Copy the lines below as they are; omit the images they contain.
** start Information provided **
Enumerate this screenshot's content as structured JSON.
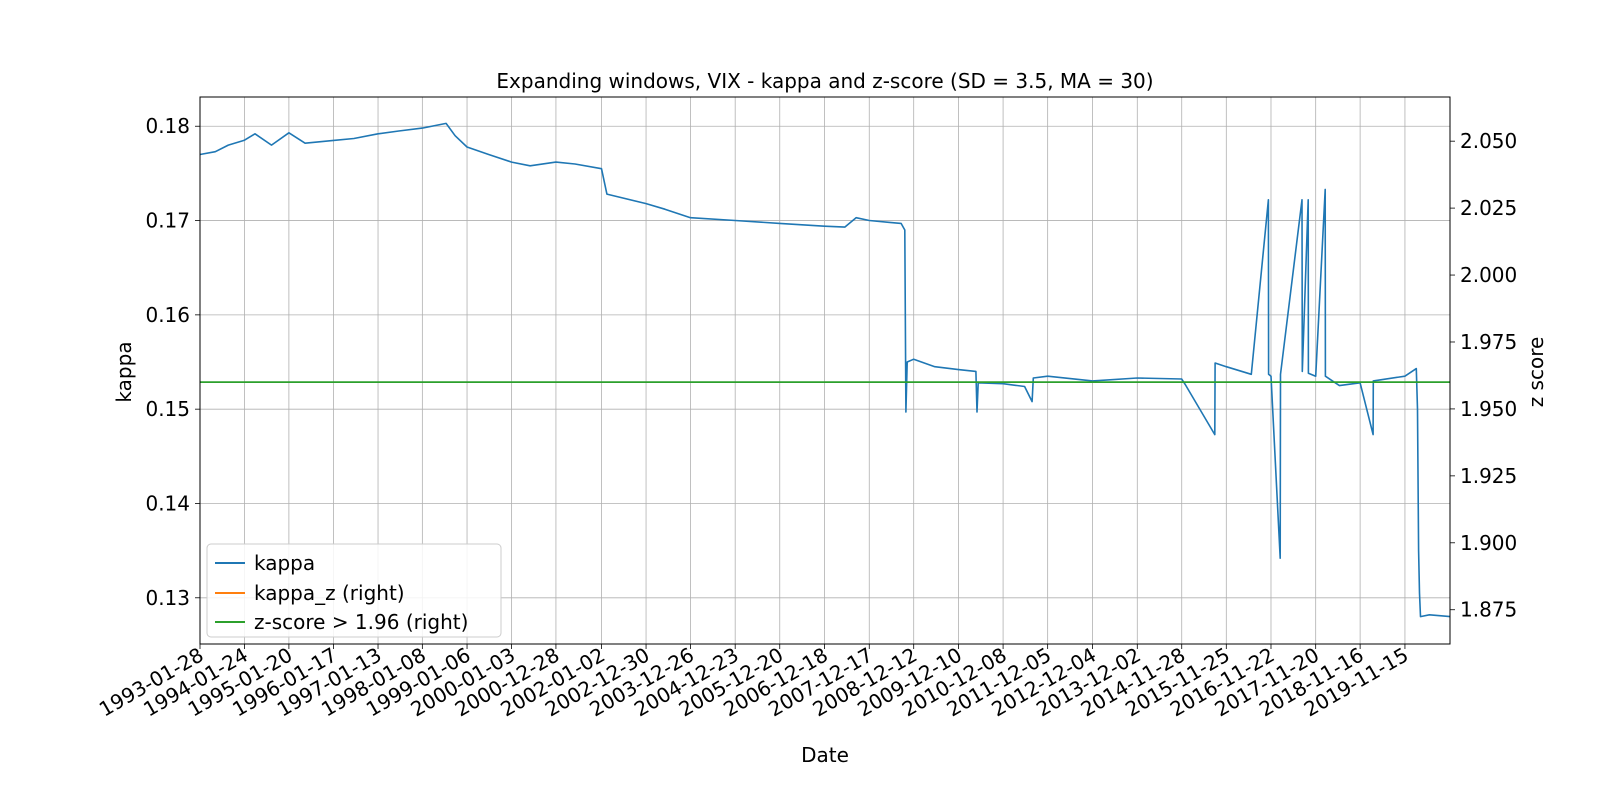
{
  "chart_data": {
    "type": "line",
    "title": "Expanding windows, VIX - kappa and z-score (SD = 3.5, MA = 30)",
    "xlabel": "Date",
    "ylabel": "kappa",
    "ylabel_right": "z score",
    "x_ticks": [
      "1993-01-28",
      "1994-01-24",
      "1995-01-20",
      "1996-01-17",
      "1997-01-13",
      "1998-01-08",
      "1999-01-06",
      "2000-01-03",
      "2000-12-28",
      "2002-01-02",
      "2002-12-30",
      "2003-12-26",
      "2004-12-23",
      "2005-12-20",
      "2006-12-18",
      "2007-12-17",
      "2008-12-12",
      "2009-12-10",
      "2010-12-08",
      "2011-12-05",
      "2012-12-04",
      "2013-12-02",
      "2014-11-28",
      "2015-11-25",
      "2016-11-22",
      "2017-11-20",
      "2018-11-16",
      "2019-11-15"
    ],
    "xlim": [
      "1993-01-28",
      "2020-11-15"
    ],
    "ylim": [
      0.1251,
      0.1831
    ],
    "ylim_right": [
      1.8622,
      2.0665
    ],
    "y_ticks": [
      "0.13",
      "0.14",
      "0.15",
      "0.16",
      "0.17",
      "0.18"
    ],
    "y_ticks_right": [
      "1.875",
      "1.900",
      "1.925",
      "1.950",
      "1.975",
      "2.000",
      "2.025",
      "2.050"
    ],
    "grid": true,
    "legend_position": "lower-left",
    "colors": {
      "kappa": "#1f77b4",
      "kappa_z": "#ff7f0e",
      "threshold": "#2ca02c"
    },
    "series": [
      {
        "name": "kappa",
        "axis": "left",
        "points": [
          [
            "1993-01-28",
            0.177
          ],
          [
            "1993-06-01",
            0.1773
          ],
          [
            "1993-09-15",
            0.178
          ],
          [
            "1994-01-20",
            0.1785
          ],
          [
            "1994-04-20",
            0.1792
          ],
          [
            "1994-09-01",
            0.178
          ],
          [
            "1995-01-20",
            0.1793
          ],
          [
            "1995-06-01",
            0.1782
          ],
          [
            "1996-01-17",
            0.1785
          ],
          [
            "1996-07-01",
            0.1787
          ],
          [
            "1997-01-13",
            0.1792
          ],
          [
            "1997-07-01",
            0.1795
          ],
          [
            "1998-01-08",
            0.1798
          ],
          [
            "1998-07-20",
            0.1803
          ],
          [
            "1998-10-01",
            0.179
          ],
          [
            "1999-01-06",
            0.1778
          ],
          [
            "1999-07-01",
            0.177
          ],
          [
            "2000-01-03",
            0.1762
          ],
          [
            "2000-06-01",
            0.1758
          ],
          [
            "2000-12-28",
            0.1762
          ],
          [
            "2001-06-01",
            0.176
          ],
          [
            "2002-01-02",
            0.1755
          ],
          [
            "2002-02-15",
            0.1728
          ],
          [
            "2002-12-30",
            0.1718
          ],
          [
            "2003-06-01",
            0.1712
          ],
          [
            "2003-12-26",
            0.1703
          ],
          [
            "2004-12-23",
            0.17
          ],
          [
            "2005-12-20",
            0.1697
          ],
          [
            "2006-12-18",
            0.1694
          ],
          [
            "2007-06-01",
            0.1693
          ],
          [
            "2007-09-01",
            0.1703
          ],
          [
            "2007-12-17",
            0.17
          ],
          [
            "2008-06-01",
            0.1698
          ],
          [
            "2008-09-01",
            0.1697
          ],
          [
            "2008-10-01",
            0.169
          ],
          [
            "2008-10-10",
            0.1497
          ],
          [
            "2008-10-20",
            0.155
          ],
          [
            "2008-12-12",
            0.1553
          ],
          [
            "2009-06-01",
            0.1545
          ],
          [
            "2009-12-10",
            0.1542
          ],
          [
            "2010-05-01",
            0.154
          ],
          [
            "2010-05-10",
            0.1497
          ],
          [
            "2010-05-20",
            0.1528
          ],
          [
            "2010-12-08",
            0.1527
          ],
          [
            "2011-06-01",
            0.1524
          ],
          [
            "2011-08-01",
            0.1508
          ],
          [
            "2011-08-10",
            0.1533
          ],
          [
            "2011-12-05",
            0.1535
          ],
          [
            "2012-12-04",
            0.153
          ],
          [
            "2013-12-02",
            0.1533
          ],
          [
            "2014-11-28",
            0.1532
          ],
          [
            "2015-01-01",
            0.1525
          ],
          [
            "2015-08-24",
            0.1473
          ],
          [
            "2015-08-26",
            0.1549
          ],
          [
            "2015-11-25",
            0.1545
          ],
          [
            "2016-06-15",
            0.1537
          ],
          [
            "2016-11-01",
            0.1722
          ],
          [
            "2016-11-03",
            0.1537
          ],
          [
            "2016-11-22",
            0.1535
          ],
          [
            "2017-02-05",
            0.1342
          ],
          [
            "2017-02-07",
            0.1537
          ],
          [
            "2017-08-01",
            0.1722
          ],
          [
            "2017-08-03",
            0.154
          ],
          [
            "2017-09-20",
            0.1722
          ],
          [
            "2017-09-22",
            0.1538
          ],
          [
            "2017-11-20",
            0.1535
          ],
          [
            "2018-02-05",
            0.1733
          ],
          [
            "2018-02-07",
            0.1535
          ],
          [
            "2018-06-01",
            0.1525
          ],
          [
            "2018-11-16",
            0.1528
          ],
          [
            "2019-03-01",
            0.1473
          ],
          [
            "2019-03-03",
            0.153
          ],
          [
            "2019-11-15",
            0.1535
          ],
          [
            "2020-02-15",
            0.1543
          ],
          [
            "2020-02-25",
            0.15
          ],
          [
            "2020-03-05",
            0.135
          ],
          [
            "2020-03-12",
            0.1305
          ],
          [
            "2020-03-20",
            0.128
          ],
          [
            "2020-06-01",
            0.1282
          ],
          [
            "2020-11-15",
            0.128
          ]
        ]
      },
      {
        "name": "kappa_z (right)",
        "axis": "right",
        "points": []
      },
      {
        "name": "z-score > 1.96 (right)",
        "axis": "right",
        "constant": 1.96
      }
    ]
  }
}
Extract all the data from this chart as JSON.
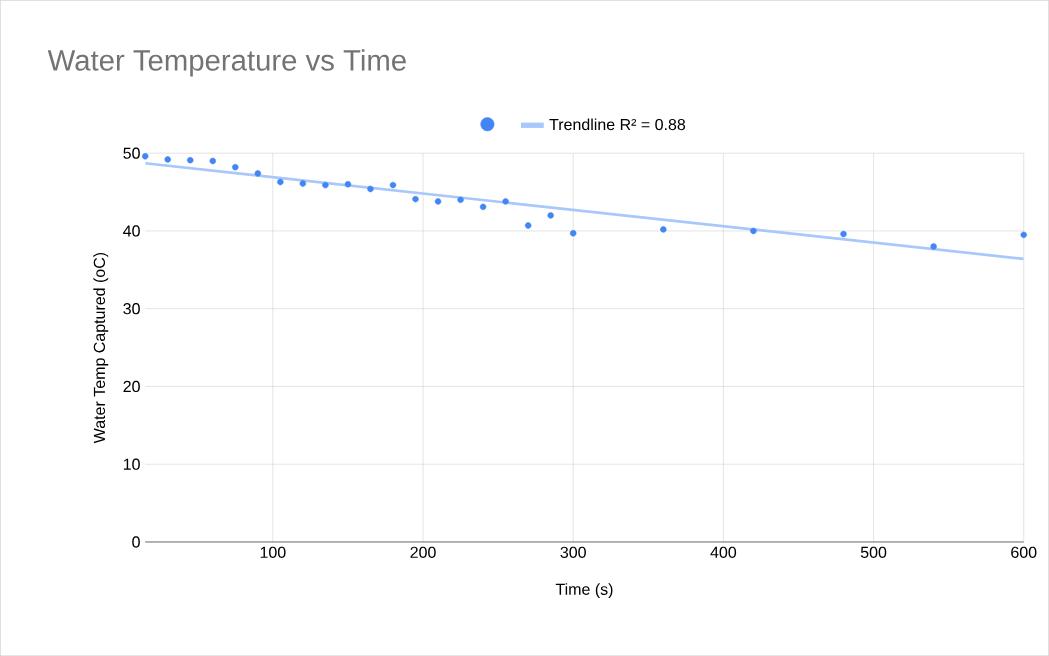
{
  "chart_data": {
    "type": "scatter",
    "title": "Water Temperature vs Time",
    "xlabel": "Time (s)",
    "ylabel": "Water Temp Captured (oC)",
    "xlim": [
      15,
      600
    ],
    "ylim": [
      0,
      50
    ],
    "xticks": [
      100,
      200,
      300,
      400,
      500,
      600
    ],
    "yticks": [
      0,
      10,
      20,
      30,
      40,
      50
    ],
    "grid": true,
    "legend": "top",
    "series": [
      {
        "color": "#4285f4",
        "marker": "circle",
        "x": [
          15,
          30,
          45,
          60,
          75,
          90,
          105,
          120,
          135,
          150,
          165,
          180,
          195,
          210,
          225,
          240,
          255,
          270,
          285,
          300,
          360,
          420,
          480,
          540,
          600
        ],
        "values": [
          49.6,
          49.2,
          49.1,
          49.0,
          48.2,
          47.4,
          46.3,
          46.1,
          45.9,
          46.0,
          45.4,
          45.9,
          44.1,
          43.8,
          44.0,
          43.1,
          43.8,
          40.7,
          42.0,
          39.7,
          40.2,
          40.0,
          39.6,
          38.0,
          39.5
        ]
      },
      {
        "type": "line",
        "name": "Trendline  R² = 0.88",
        "color": "#a8c7fa",
        "x": [
          15,
          600
        ],
        "values": [
          48.7,
          36.4
        ]
      }
    ]
  }
}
** end Information provided **
> _Exercise result_:
Enumerate this screenshot's content as structured JSON.
{
  "chart_data": {
    "type": "line",
    "title": "Expanding windows, VIX - kappa and z-score (SD = 3.5, MA = 30)",
    "xlabel": "Date",
    "ylabel": "kappa",
    "ylabel_right": "z score",
    "x_ticks": [
      "1993-01-28",
      "1994-01-24",
      "1995-01-20",
      "1996-01-17",
      "1997-01-13",
      "1998-01-08",
      "1999-01-06",
      "2000-01-03",
      "2000-12-28",
      "2002-01-02",
      "2002-12-30",
      "2003-12-26",
      "2004-12-23",
      "2005-12-20",
      "2006-12-18",
      "2007-12-17",
      "2008-12-12",
      "2009-12-10",
      "2010-12-08",
      "2011-12-05",
      "2012-12-04",
      "2013-12-02",
      "2014-11-28",
      "2015-11-25",
      "2016-11-22",
      "2017-11-20",
      "2018-11-16",
      "2019-11-15"
    ],
    "xlim": [
      "1993-01-28",
      "2020-11-15"
    ],
    "ylim": [
      0.1251,
      0.1831
    ],
    "ylim_right": [
      1.8622,
      2.0665
    ],
    "y_ticks": [
      "0.13",
      "0.14",
      "0.15",
      "0.16",
      "0.17",
      "0.18"
    ],
    "y_ticks_right": [
      "1.875",
      "1.900",
      "1.925",
      "1.950",
      "1.975",
      "2.000",
      "2.025",
      "2.050"
    ],
    "grid": true,
    "legend_position": "lower-left",
    "colors": {
      "kappa": "#1f77b4",
      "kappa_z": "#ff7f0e",
      "threshold": "#2ca02c"
    },
    "series": [
      {
        "name": "kappa",
        "axis": "left",
        "points": [
          [
            "1993-01-28",
            0.177
          ],
          [
            "1993-06-01",
            0.1773
          ],
          [
            "1993-09-15",
            0.178
          ],
          [
            "1994-01-20",
            0.1785
          ],
          [
            "1994-04-20",
            0.1792
          ],
          [
            "1994-09-01",
            0.178
          ],
          [
            "1995-01-20",
            0.1793
          ],
          [
            "1995-06-01",
            0.1782
          ],
          [
            "1996-01-17",
            0.1785
          ],
          [
            "1996-07-01",
            0.1787
          ],
          [
            "1997-01-13",
            0.1792
          ],
          [
            "1997-07-01",
            0.1795
          ],
          [
            "1998-01-08",
            0.1798
          ],
          [
            "1998-07-20",
            0.1803
          ],
          [
            "1998-10-01",
            0.179
          ],
          [
            "1999-01-06",
            0.1778
          ],
          [
            "1999-07-01",
            0.177
          ],
          [
            "2000-01-03",
            0.1762
          ],
          [
            "2000-06-01",
            0.1758
          ],
          [
            "2000-12-28",
            0.1762
          ],
          [
            "2001-06-01",
            0.176
          ],
          [
            "2002-01-02",
            0.1755
          ],
          [
            "2002-02-15",
            0.1728
          ],
          [
            "2002-12-30",
            0.1718
          ],
          [
            "2003-06-01",
            0.1712
          ],
          [
            "2003-12-26",
            0.1703
          ],
          [
            "2004-12-23",
            0.17
          ],
          [
            "2005-12-20",
            0.1697
          ],
          [
            "2006-12-18",
            0.1694
          ],
          [
            "2007-06-01",
            0.1693
          ],
          [
            "2007-09-01",
            0.1703
          ],
          [
            "2007-12-17",
            0.17
          ],
          [
            "2008-06-01",
            0.1698
          ],
          [
            "2008-09-01",
            0.1697
          ],
          [
            "2008-10-01",
            0.169
          ],
          [
            "2008-10-10",
            0.1497
          ],
          [
            "2008-10-20",
            0.155
          ],
          [
            "2008-12-12",
            0.1553
          ],
          [
            "2009-06-01",
            0.1545
          ],
          [
            "2009-12-10",
            0.1542
          ],
          [
            "2010-05-01",
            0.154
          ],
          [
            "2010-05-10",
            0.1497
          ],
          [
            "2010-05-20",
            0.1528
          ],
          [
            "2010-12-08",
            0.1527
          ],
          [
            "2011-06-01",
            0.1524
          ],
          [
            "2011-08-01",
            0.1508
          ],
          [
            "2011-08-10",
            0.1533
          ],
          [
            "2011-12-05",
            0.1535
          ],
          [
            "2012-12-04",
            0.153
          ],
          [
            "2013-12-02",
            0.1533
          ],
          [
            "2014-11-28",
            0.1532
          ],
          [
            "2015-01-01",
            0.1525
          ],
          [
            "2015-08-24",
            0.1473
          ],
          [
            "2015-08-26",
            0.1549
          ],
          [
            "2015-11-25",
            0.1545
          ],
          [
            "2016-06-15",
            0.1537
          ],
          [
            "2016-11-01",
            0.1722
          ],
          [
            "2016-11-03",
            0.1537
          ],
          [
            "2016-11-22",
            0.1535
          ],
          [
            "2017-02-05",
            0.1342
          ],
          [
            "2017-02-07",
            0.1537
          ],
          [
            "2017-08-01",
            0.1722
          ],
          [
            "2017-08-03",
            0.154
          ],
          [
            "2017-09-20",
            0.1722
          ],
          [
            "2017-09-22",
            0.1538
          ],
          [
            "2017-11-20",
            0.1535
          ],
          [
            "2018-02-05",
            0.1733
          ],
          [
            "2018-02-07",
            0.1535
          ],
          [
            "2018-06-01",
            0.1525
          ],
          [
            "2018-11-16",
            0.1528
          ],
          [
            "2019-03-01",
            0.1473
          ],
          [
            "2019-03-03",
            0.153
          ],
          [
            "2019-11-15",
            0.1535
          ],
          [
            "2020-02-15",
            0.1543
          ],
          [
            "2020-02-25",
            0.15
          ],
          [
            "2020-03-05",
            0.135
          ],
          [
            "2020-03-12",
            0.1305
          ],
          [
            "2020-03-20",
            0.128
          ],
          [
            "2020-06-01",
            0.1282
          ],
          [
            "2020-11-15",
            0.128
          ]
        ]
      },
      {
        "name": "kappa_z (right)",
        "axis": "right",
        "points": []
      },
      {
        "name": "z-score > 1.96 (right)",
        "axis": "right",
        "constant": 1.96
      }
    ]
  }
}
Extract all the data from this chart as JSON.
{
  "chart_data": {
    "type": "scatter",
    "title": "Water Temperature vs Time",
    "xlabel": "Time (s)",
    "ylabel": "Water Temp Captured (oC)",
    "xlim": [
      15,
      600
    ],
    "ylim": [
      0,
      50
    ],
    "xticks": [
      100,
      200,
      300,
      400,
      500,
      600
    ],
    "yticks": [
      0,
      10,
      20,
      30,
      40,
      50
    ],
    "grid": true,
    "legend": "top",
    "series": [
      {
        "color": "#4285f4",
        "marker": "circle",
        "x": [
          15,
          30,
          45,
          60,
          75,
          90,
          105,
          120,
          135,
          150,
          165,
          180,
          195,
          210,
          225,
          240,
          255,
          270,
          285,
          300,
          360,
          420,
          480,
          540,
          600
        ],
        "values": [
          49.6,
          49.2,
          49.1,
          49.0,
          48.2,
          47.4,
          46.3,
          46.1,
          45.9,
          46.0,
          45.4,
          45.9,
          44.1,
          43.8,
          44.0,
          43.1,
          43.8,
          40.7,
          42.0,
          39.7,
          40.2,
          40.0,
          39.6,
          38.0,
          39.5
        ]
      },
      {
        "type": "line",
        "name": "Trendline  R² = 0.88",
        "color": "#a8c7fa",
        "x": [
          15,
          600
        ],
        "values": [
          48.7,
          36.4
        ]
      }
    ]
  }
}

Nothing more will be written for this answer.